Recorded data
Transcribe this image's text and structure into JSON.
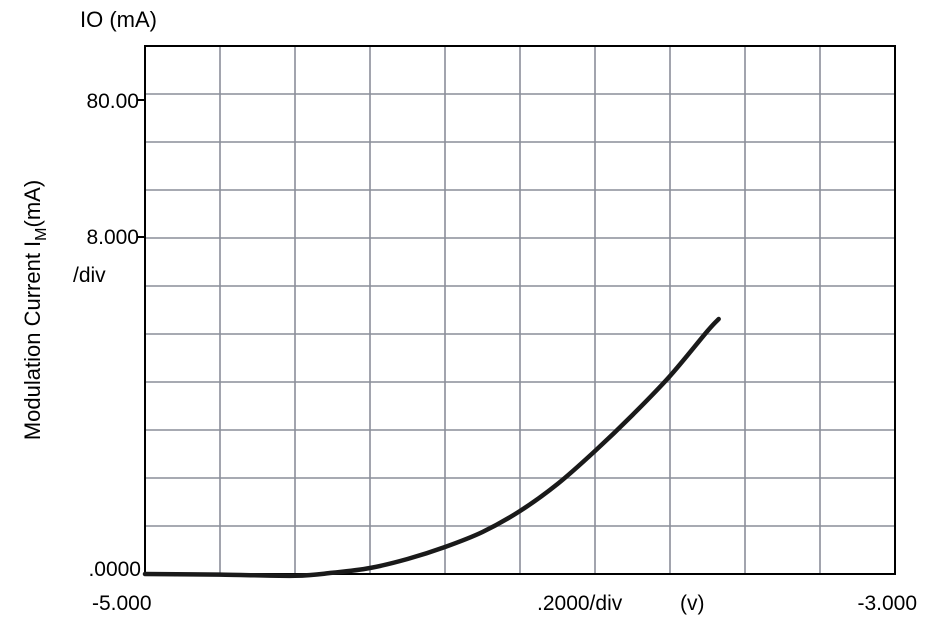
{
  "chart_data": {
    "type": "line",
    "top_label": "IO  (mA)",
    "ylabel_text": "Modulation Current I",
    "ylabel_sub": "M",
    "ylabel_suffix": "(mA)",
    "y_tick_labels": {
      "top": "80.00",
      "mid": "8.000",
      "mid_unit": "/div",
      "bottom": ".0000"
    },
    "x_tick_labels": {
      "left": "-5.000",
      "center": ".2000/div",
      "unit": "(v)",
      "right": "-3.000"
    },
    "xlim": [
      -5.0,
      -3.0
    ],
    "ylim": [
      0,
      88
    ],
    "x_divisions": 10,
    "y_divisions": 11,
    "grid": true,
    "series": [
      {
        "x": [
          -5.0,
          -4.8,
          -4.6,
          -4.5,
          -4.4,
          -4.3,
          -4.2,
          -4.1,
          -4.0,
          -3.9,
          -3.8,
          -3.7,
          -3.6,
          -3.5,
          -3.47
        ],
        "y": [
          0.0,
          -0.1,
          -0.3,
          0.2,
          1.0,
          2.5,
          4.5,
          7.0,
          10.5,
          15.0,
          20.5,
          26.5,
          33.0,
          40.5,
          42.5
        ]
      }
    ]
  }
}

• Task description
Leave the images out, please, and restate each line word for word.

• Task result
Transcribe this image's text and structure into JSON.
{
  "chart_data": {
    "type": "line",
    "top_label": "IO  (mA)",
    "ylabel_text": "Modulation Current I",
    "ylabel_sub": "M",
    "ylabel_suffix": "(mA)",
    "y_tick_labels": {
      "top": "80.00",
      "mid": "8.000",
      "mid_unit": "/div",
      "bottom": ".0000"
    },
    "x_tick_labels": {
      "left": "-5.000",
      "center": ".2000/div",
      "unit": "(v)",
      "right": "-3.000"
    },
    "xlim": [
      -5.0,
      -3.0
    ],
    "ylim": [
      0,
      88
    ],
    "x_divisions": 10,
    "y_divisions": 11,
    "grid": true,
    "series": [
      {
        "x": [
          -5.0,
          -4.8,
          -4.6,
          -4.5,
          -4.4,
          -4.3,
          -4.2,
          -4.1,
          -4.0,
          -3.9,
          -3.8,
          -3.7,
          -3.6,
          -3.5,
          -3.47
        ],
        "y": [
          0.0,
          -0.1,
          -0.3,
          0.2,
          1.0,
          2.5,
          4.5,
          7.0,
          10.5,
          15.0,
          20.5,
          26.5,
          33.0,
          40.5,
          42.5
        ]
      }
    ]
  }
}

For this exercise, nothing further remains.